- Your objective
Skip the pictures. Reproduce all other material exactly.

Data entries
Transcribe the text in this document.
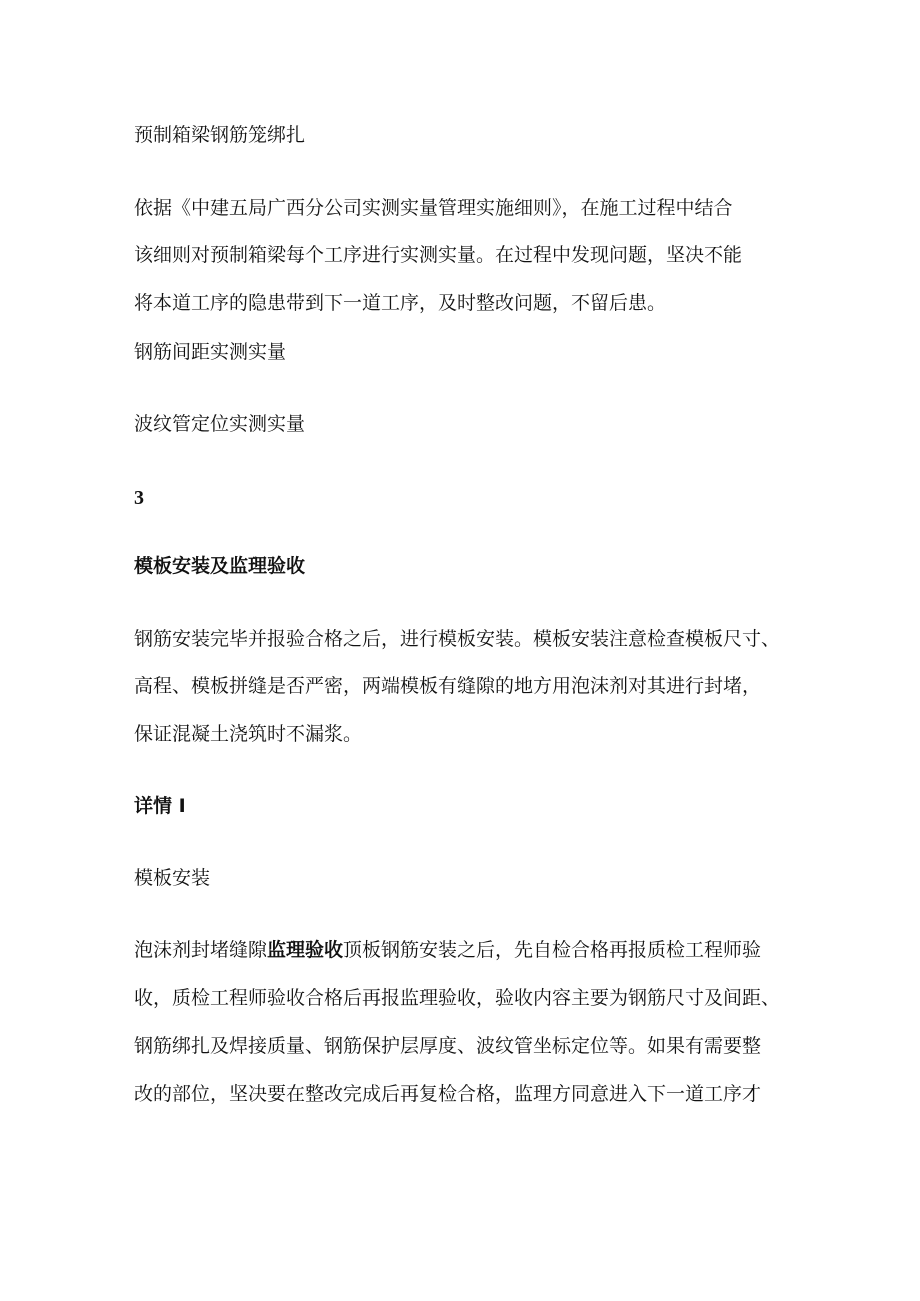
预制箱梁钢筋笼绑扎
依据《中建五局广西分公司实测实量管理实施细则》，在施工过程中结合
该细则对预制箱梁每个工序进行实测实量。在过程中发现问题，坚决不能
将本道工序的隐患带到下一道工序，及时整改问题，不留后患。
钢筋间距实测实量
波纹管定位实测实量
3
模板安装及监理验收
钢筋安装完毕并报验合格之后，进行模板安装。模板安装注意检查模板尺寸、
高程、模板拼缝是否严密，两端模板有缝隙的地方用泡沫剂对其进行封堵，
保证混凝土浇筑时不漏浆。
详情 I
模板安装
泡沫剂封堵缝隙监理验收顶板钢筋安装之后，先自检合格再报质检工程师验
收，质检工程师验收合格后再报监理验收，验收内容主要为钢筋尺寸及间距、
钢筋绑扎及焊接质量、钢筋保护层厚度、波纹管坐标定位等。如果有需要整
改的部位，坚决要在整改完成后再复检合格，监理方同意进入下一道工序才
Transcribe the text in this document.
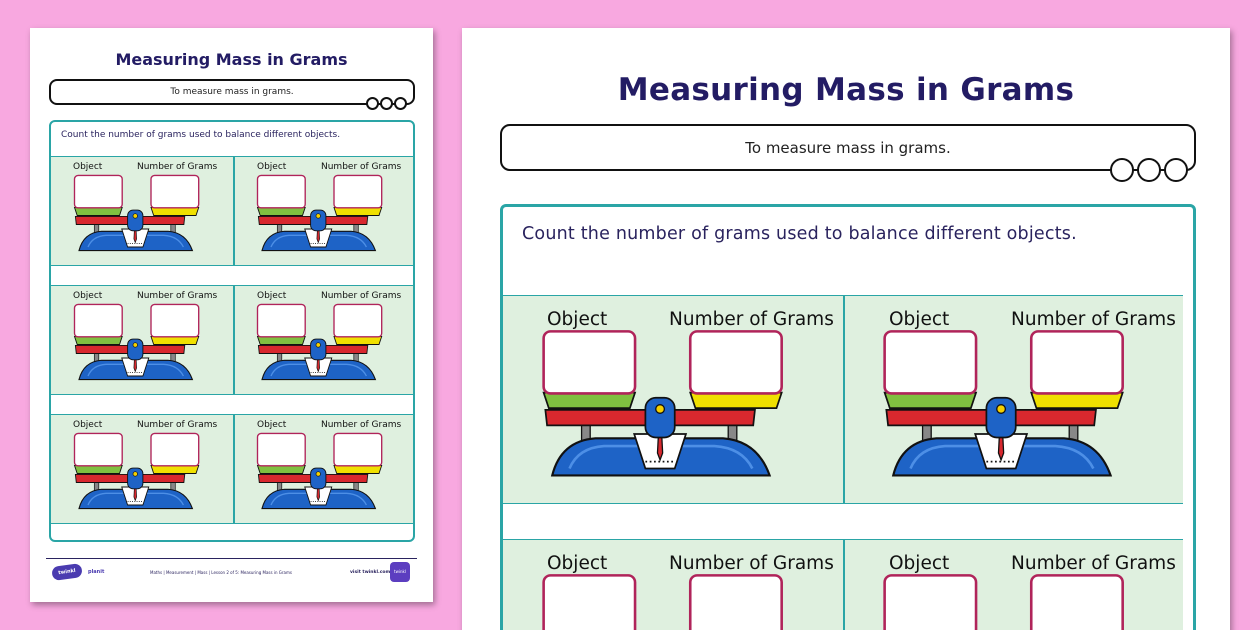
Measuring Mass in Grams
To measure mass in grams.
Count the number of grams used to balance different objects.
Object	Number of Grams	Object	Number of Grams
Object	Number of Grams	Object	Number of Grams
Object	Number of Grams	Object	Number of Grams
twinkl	planit	Maths | Measurement | Mass | Lesson 2 of 5: Measuring Mass in Grams	visit twinkl.com twinkl
Measuring Mass in Grams
To measure mass in grams.
Count the number of grams used to balance different objects.
Object	Number of Grams	Object	Number of Grams
Object	Number of Grams	Object	Number of Grams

- Worked solution
Transcribe the text in this document.
预制箱梁钢筋笼绑扎
依据《中建五局广西分公司实测实量管理实施细则》，在施工过程中结合
该细则对预制箱梁每个工序进行实测实量。在过程中发现问题，坚决不能
将本道工序的隐患带到下一道工序，及时整改问题，不留后患。
钢筋间距实测实量
波纹管定位实测实量
3
模板安装及监理验收
钢筋安装完毕并报验合格之后，进行模板安装。模板安装注意检查模板尺寸、
高程、模板拼缝是否严密，两端模板有缝隙的地方用泡沫剂对其进行封堵，
保证混凝土浇筑时不漏浆。
详情 I
模板安装
泡沫剂封堵缝隙监理验收顶板钢筋安装之后，先自检合格再报质检工程师验
收，质检工程师验收合格后再报监理验收，验收内容主要为钢筋尺寸及间距、
钢筋绑扎及焊接质量、钢筋保护层厚度、波纹管坐标定位等。如果有需要整
改的部位，坚决要在整改完成后再复检合格，监理方同意进入下一道工序才
Transcribe the text in this document.
Measuring Mass in Grams
To measure mass in grams.
Count the number of grams used to balance different objects.
Object	Number of Grams	Object	Number of Grams
Object	Number of Grams	Object	Number of Grams
Object	Number of Grams	Object	Number of Grams
twinkl	planit	Maths | Measurement | Mass | Lesson 2 of 5: Measuring Mass in Grams	visit twinkl.com twinkl
Measuring Mass in Grams
To measure mass in grams.
Count the number of grams used to balance different objects.
Object	Number of Grams	Object	Number of Grams
Object	Number of Grams	Object	Number of Grams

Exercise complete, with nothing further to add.